### TASK TO CARRY OUT
Go through the listing and write out all of it exactly.

### RECORDS FOR THIS EXERCISE
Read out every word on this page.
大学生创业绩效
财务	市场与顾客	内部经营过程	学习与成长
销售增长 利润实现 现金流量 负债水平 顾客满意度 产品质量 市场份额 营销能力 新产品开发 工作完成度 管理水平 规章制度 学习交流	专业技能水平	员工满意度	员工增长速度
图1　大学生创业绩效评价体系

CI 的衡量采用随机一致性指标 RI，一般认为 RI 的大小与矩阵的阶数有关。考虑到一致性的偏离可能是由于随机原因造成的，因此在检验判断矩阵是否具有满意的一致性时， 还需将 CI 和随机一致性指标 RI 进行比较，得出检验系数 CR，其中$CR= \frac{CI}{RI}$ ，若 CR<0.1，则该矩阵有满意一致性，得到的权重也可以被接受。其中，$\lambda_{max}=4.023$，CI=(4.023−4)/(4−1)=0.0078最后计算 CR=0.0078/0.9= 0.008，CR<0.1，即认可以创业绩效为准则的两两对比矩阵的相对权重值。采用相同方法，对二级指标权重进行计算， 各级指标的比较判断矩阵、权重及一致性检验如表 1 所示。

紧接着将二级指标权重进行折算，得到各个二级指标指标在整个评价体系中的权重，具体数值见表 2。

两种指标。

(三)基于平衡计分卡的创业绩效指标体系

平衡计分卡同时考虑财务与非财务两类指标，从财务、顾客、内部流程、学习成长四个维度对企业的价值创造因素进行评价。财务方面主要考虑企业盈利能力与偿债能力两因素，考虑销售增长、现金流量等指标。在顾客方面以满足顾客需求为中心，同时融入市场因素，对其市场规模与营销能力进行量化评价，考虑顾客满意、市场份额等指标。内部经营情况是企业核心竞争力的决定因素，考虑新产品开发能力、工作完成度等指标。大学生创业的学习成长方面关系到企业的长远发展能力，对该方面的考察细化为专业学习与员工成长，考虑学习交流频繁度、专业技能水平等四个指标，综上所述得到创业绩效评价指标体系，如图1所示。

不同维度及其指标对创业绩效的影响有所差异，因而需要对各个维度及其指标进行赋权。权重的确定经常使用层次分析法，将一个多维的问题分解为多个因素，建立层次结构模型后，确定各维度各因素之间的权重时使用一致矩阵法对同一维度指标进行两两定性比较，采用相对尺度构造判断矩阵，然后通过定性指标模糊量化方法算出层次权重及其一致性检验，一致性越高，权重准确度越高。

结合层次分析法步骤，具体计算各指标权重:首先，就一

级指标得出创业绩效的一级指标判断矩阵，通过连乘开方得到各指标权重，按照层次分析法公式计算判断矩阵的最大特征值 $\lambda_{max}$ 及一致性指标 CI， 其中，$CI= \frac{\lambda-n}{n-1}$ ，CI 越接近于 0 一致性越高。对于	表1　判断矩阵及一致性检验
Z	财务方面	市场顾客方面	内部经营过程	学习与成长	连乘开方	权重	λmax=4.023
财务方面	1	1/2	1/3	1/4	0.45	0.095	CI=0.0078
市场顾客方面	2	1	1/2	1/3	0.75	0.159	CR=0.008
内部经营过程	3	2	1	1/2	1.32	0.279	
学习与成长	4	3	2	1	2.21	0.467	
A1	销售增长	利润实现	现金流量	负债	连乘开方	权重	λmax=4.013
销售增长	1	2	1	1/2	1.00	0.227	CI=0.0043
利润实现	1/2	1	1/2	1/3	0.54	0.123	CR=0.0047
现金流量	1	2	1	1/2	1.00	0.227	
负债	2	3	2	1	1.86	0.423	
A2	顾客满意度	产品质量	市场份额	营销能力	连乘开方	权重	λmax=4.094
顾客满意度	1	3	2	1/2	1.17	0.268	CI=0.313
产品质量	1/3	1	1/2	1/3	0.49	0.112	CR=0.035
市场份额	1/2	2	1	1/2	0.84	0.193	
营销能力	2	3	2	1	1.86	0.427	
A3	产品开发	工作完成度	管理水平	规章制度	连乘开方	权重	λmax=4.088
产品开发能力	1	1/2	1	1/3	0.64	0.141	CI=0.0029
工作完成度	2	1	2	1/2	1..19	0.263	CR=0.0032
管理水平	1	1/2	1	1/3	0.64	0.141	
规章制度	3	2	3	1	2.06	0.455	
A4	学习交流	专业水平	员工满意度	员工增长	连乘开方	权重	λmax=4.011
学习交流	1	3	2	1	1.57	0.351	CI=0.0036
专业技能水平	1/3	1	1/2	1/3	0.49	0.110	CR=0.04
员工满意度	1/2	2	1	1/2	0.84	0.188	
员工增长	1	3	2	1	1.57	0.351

### EXERCISE OUTPUT
Read out every word on this page.
大学生创业绩效
财务	市场与顾客	内部经营过程	学习与成长
销售增长 利润实现 现金流量 负债水平 顾客满意度 产品质量 市场份额 营销能力 新产品开发 工作完成度 管理水平 规章制度 学习交流	专业技能水平	员工满意度	员工增长速度
图1　大学生创业绩效评价体系

CI 的衡量采用随机一致性指标 RI，一般认为 RI 的大小与矩阵的阶数有关。考虑到一致性的偏离可能是由于随机原因造成的，因此在检验判断矩阵是否具有满意的一致性时， 还需将 CI 和随机一致性指标 RI 进行比较，得出检验系数 CR，其中$CR= \frac{CI}{RI}$ ，若 CR<0.1，则该矩阵有满意一致性，得到的权重也可以被接受。其中，$\lambda_{max}=4.023$，CI=(4.023−4)/(4−1)=0.0078最后计算 CR=0.0078/0.9= 0.008，CR<0.1，即认可以创业绩效为准则的两两对比矩阵的相对权重值。采用相同方法，对二级指标权重进行计算， 各级指标的比较判断矩阵、权重及一致性检验如表 1 所示。

紧接着将二级指标权重进行折算，得到各个二级指标指标在整个评价体系中的权重，具体数值见表 2。

两种指标。

(三)基于平衡计分卡的创业绩效指标体系

平衡计分卡同时考虑财务与非财务两类指标，从财务、顾客、内部流程、学习成长四个维度对企业的价值创造因素进行评价。财务方面主要考虑企业盈利能力与偿债能力两因素，考虑销售增长、现金流量等指标。在顾客方面以满足顾客需求为中心，同时融入市场因素，对其市场规模与营销能力进行量化评价，考虑顾客满意、市场份额等指标。内部经营情况是企业核心竞争力的决定因素，考虑新产品开发能力、工作完成度等指标。大学生创业的学习成长方面关系到企业的长远发展能力，对该方面的考察细化为专业学习与员工成长，考虑学习交流频繁度、专业技能水平等四个指标，综上所述得到创业绩效评价指标体系，如图1所示。

不同维度及其指标对创业绩效的影响有所差异，因而需要对各个维度及其指标进行赋权。权重的确定经常使用层次分析法，将一个多维的问题分解为多个因素，建立层次结构模型后，确定各维度各因素之间的权重时使用一致矩阵法对同一维度指标进行两两定性比较，采用相对尺度构造判断矩阵，然后通过定性指标模糊量化方法算出层次权重及其一致性检验，一致性越高，权重准确度越高。

结合层次分析法步骤，具体计算各指标权重:首先，就一

级指标得出创业绩效的一级指标判断矩阵，通过连乘开方得到各指标权重，按照层次分析法公式计算判断矩阵的最大特征值 $\lambda_{max}$ 及一致性指标 CI， 其中，$CI= \frac{\lambda-n}{n-1}$ ，CI 越接近于 0 一致性越高。对于	表1　判断矩阵及一致性检验
Z	财务方面	市场顾客方面	内部经营过程	学习与成长	连乘开方	权重	λmax=4.023
财务方面	1	1/2	1/3	1/4	0.45	0.095	CI=0.0078
市场顾客方面	2	1	1/2	1/3	0.75	0.159	CR=0.008
内部经营过程	3	2	1	1/2	1.32	0.279	
学习与成长	4	3	2	1	2.21	0.467	
A1	销售增长	利润实现	现金流量	负债	连乘开方	权重	λmax=4.013
销售增长	1	2	1	1/2	1.00	0.227	CI=0.0043
利润实现	1/2	1	1/2	1/3	0.54	0.123	CR=0.0047
现金流量	1	2	1	1/2	1.00	0.227	
负债	2	3	2	1	1.86	0.423	
A2	顾客满意度	产品质量	市场份额	营销能力	连乘开方	权重	λmax=4.094
顾客满意度	1	3	2	1/2	1.17	0.268	CI=0.313
产品质量	1/3	1	1/2	1/3	0.49	0.112	CR=0.035
市场份额	1/2	2	1	1/2	0.84	0.193	
营销能力	2	3	2	1	1.86	0.427	
A3	产品开发	工作完成度	管理水平	规章制度	连乘开方	权重	λmax=4.088
产品开发能力	1	1/2	1	1/3	0.64	0.141	CI=0.0029
工作完成度	2	1	2	1/2	1..19	0.263	CR=0.0032
管理水平	1	1/2	1	1/3	0.64	0.141	
规章制度	3	2	3	1	2.06	0.455	
A4	学习交流	专业水平	员工满意度	员工增长	连乘开方	权重	λmax=4.011
学习交流	1	3	2	1	1.57	0.351	CI=0.0036
专业技能水平	1/3	1	1/2	1/3	0.49	0.110	CR=0.04
员工满意度	1/2	2	1	1/2	0.84	0.188	
员工增长	1	3	2	1	1.57	0.351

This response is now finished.